## [WRITTEN EXERCISE]
Locate each line of the material that contains "Астрель", then return it.

## [RECORD EXTRACTS]

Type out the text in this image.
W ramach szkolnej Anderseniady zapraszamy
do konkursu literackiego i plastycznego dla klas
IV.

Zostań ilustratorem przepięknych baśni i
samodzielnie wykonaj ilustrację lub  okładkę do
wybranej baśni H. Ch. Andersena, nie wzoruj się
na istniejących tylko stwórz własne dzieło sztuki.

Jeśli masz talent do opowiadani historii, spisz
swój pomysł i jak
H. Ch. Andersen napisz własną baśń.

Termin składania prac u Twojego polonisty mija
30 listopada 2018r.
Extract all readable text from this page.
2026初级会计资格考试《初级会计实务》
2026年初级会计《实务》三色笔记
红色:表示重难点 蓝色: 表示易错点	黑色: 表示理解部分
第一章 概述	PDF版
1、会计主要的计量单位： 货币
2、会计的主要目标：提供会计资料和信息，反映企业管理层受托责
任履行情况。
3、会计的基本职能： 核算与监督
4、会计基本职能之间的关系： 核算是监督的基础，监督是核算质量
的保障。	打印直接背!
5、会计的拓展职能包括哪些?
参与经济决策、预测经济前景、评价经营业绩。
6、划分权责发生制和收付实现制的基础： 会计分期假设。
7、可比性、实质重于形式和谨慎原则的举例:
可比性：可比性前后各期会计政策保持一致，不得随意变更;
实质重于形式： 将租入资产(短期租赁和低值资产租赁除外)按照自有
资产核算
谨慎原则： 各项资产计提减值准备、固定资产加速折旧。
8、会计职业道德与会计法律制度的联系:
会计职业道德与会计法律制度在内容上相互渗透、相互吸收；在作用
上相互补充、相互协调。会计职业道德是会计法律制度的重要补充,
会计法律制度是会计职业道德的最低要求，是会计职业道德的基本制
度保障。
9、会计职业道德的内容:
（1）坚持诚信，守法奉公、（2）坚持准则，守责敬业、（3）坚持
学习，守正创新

...

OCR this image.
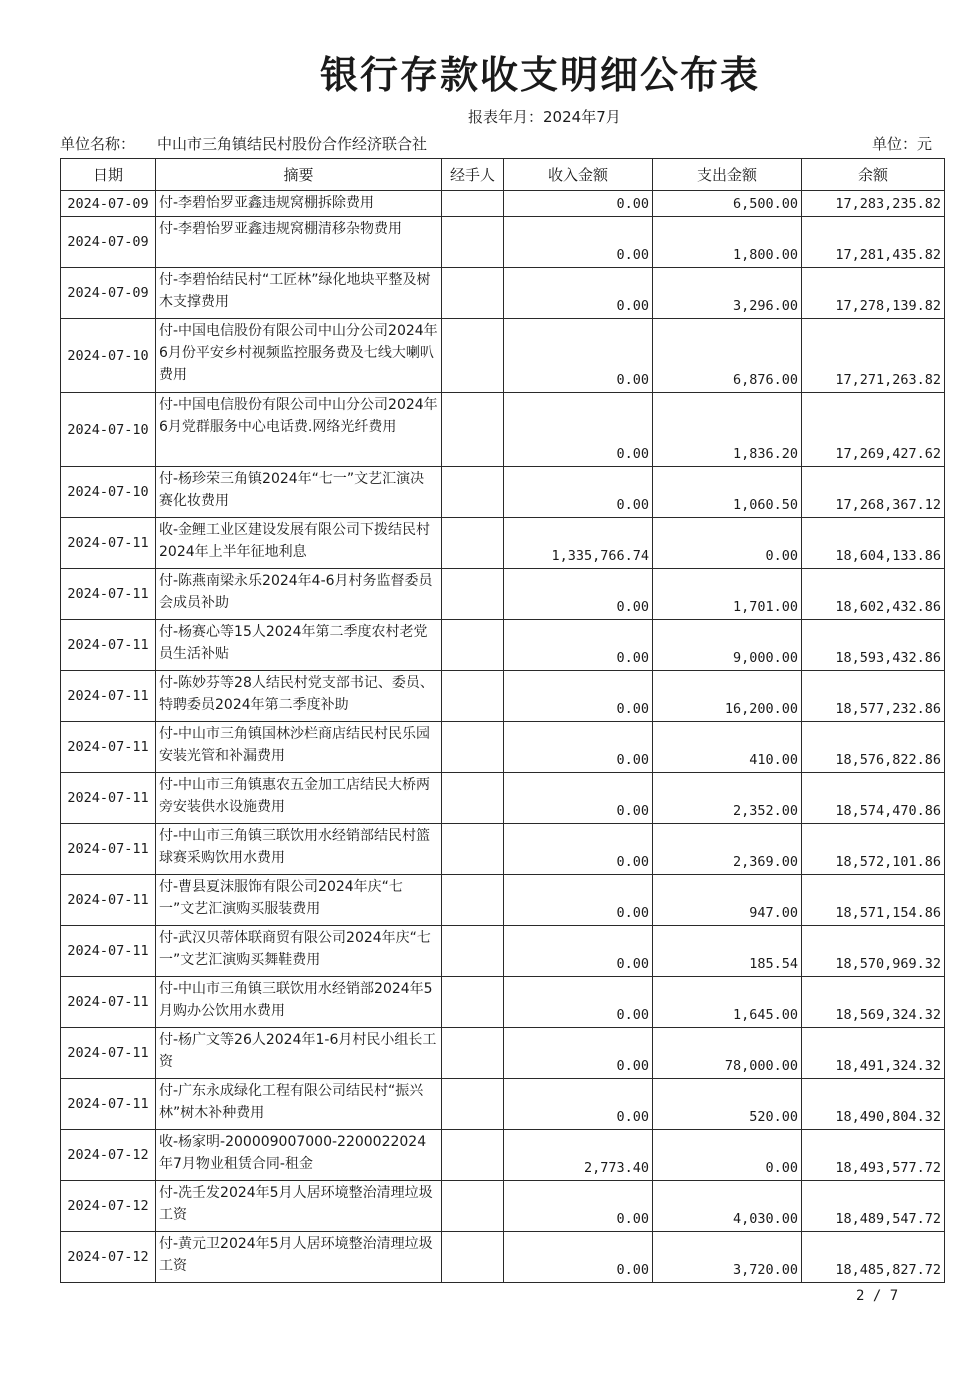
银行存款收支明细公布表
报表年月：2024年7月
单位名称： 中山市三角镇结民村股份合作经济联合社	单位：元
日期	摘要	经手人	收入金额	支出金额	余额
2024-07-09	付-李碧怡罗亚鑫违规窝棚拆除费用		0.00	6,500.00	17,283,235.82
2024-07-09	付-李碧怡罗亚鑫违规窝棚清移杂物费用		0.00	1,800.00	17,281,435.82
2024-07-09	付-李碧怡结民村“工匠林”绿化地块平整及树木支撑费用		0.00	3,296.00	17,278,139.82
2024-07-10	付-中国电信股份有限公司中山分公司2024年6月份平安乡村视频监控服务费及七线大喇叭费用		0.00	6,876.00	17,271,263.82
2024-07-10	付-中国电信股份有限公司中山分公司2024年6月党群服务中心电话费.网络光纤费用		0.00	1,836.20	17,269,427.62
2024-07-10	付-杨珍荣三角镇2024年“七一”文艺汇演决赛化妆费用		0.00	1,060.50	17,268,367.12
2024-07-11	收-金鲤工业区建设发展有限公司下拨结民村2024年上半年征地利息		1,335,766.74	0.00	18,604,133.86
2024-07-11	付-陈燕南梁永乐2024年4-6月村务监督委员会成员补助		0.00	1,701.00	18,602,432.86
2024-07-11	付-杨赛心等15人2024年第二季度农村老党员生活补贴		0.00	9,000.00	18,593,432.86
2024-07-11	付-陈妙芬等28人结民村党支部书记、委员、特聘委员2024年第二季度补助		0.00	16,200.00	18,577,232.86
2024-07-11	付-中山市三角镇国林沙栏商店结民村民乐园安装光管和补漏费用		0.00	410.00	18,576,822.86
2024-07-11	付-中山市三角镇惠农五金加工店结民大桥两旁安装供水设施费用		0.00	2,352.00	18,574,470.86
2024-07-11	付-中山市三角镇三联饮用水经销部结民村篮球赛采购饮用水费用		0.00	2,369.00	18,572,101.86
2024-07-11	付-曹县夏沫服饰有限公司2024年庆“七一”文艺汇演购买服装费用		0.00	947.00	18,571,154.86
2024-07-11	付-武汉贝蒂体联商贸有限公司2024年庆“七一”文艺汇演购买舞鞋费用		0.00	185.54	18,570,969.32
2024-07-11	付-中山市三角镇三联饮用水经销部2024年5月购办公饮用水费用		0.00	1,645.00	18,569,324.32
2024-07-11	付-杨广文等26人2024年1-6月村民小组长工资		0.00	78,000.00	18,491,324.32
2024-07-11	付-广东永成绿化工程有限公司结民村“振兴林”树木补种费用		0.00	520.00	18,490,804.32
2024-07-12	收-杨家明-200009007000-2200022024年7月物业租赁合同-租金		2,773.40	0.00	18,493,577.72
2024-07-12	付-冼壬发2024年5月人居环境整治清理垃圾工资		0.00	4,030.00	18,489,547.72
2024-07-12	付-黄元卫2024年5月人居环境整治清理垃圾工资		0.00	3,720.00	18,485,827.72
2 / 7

--

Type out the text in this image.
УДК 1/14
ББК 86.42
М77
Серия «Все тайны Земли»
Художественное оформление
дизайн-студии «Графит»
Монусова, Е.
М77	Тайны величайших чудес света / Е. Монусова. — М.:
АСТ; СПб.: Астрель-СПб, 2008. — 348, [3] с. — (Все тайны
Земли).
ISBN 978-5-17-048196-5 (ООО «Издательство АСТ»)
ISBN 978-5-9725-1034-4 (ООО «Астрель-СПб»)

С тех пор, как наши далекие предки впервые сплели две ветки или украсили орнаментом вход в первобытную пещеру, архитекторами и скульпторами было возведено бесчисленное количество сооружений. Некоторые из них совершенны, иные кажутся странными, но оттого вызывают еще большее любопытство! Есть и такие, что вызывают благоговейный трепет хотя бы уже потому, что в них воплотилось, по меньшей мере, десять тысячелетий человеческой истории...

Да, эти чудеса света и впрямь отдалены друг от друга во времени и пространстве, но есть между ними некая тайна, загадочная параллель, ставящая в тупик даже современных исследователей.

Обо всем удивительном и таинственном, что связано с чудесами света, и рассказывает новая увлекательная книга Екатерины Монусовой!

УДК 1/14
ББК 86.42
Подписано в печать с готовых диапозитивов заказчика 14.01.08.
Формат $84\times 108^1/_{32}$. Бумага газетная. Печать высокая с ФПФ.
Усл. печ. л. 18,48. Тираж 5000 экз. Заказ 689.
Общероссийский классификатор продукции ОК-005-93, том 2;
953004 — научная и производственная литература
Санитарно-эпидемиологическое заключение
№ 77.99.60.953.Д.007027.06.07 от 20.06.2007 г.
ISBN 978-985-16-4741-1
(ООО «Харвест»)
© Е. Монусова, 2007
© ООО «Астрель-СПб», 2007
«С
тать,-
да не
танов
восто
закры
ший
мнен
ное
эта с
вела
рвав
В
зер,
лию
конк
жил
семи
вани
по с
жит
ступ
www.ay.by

## [TASK RESPONSE]
АСТ; СПб.: Астрель-СПб, 2008. — 348, [3] с. — (Все тайны
ISBN 978-5-9725-1034-4 (ООО «Астрель-СПб»)
© ООО «Астрель-СПб», 2007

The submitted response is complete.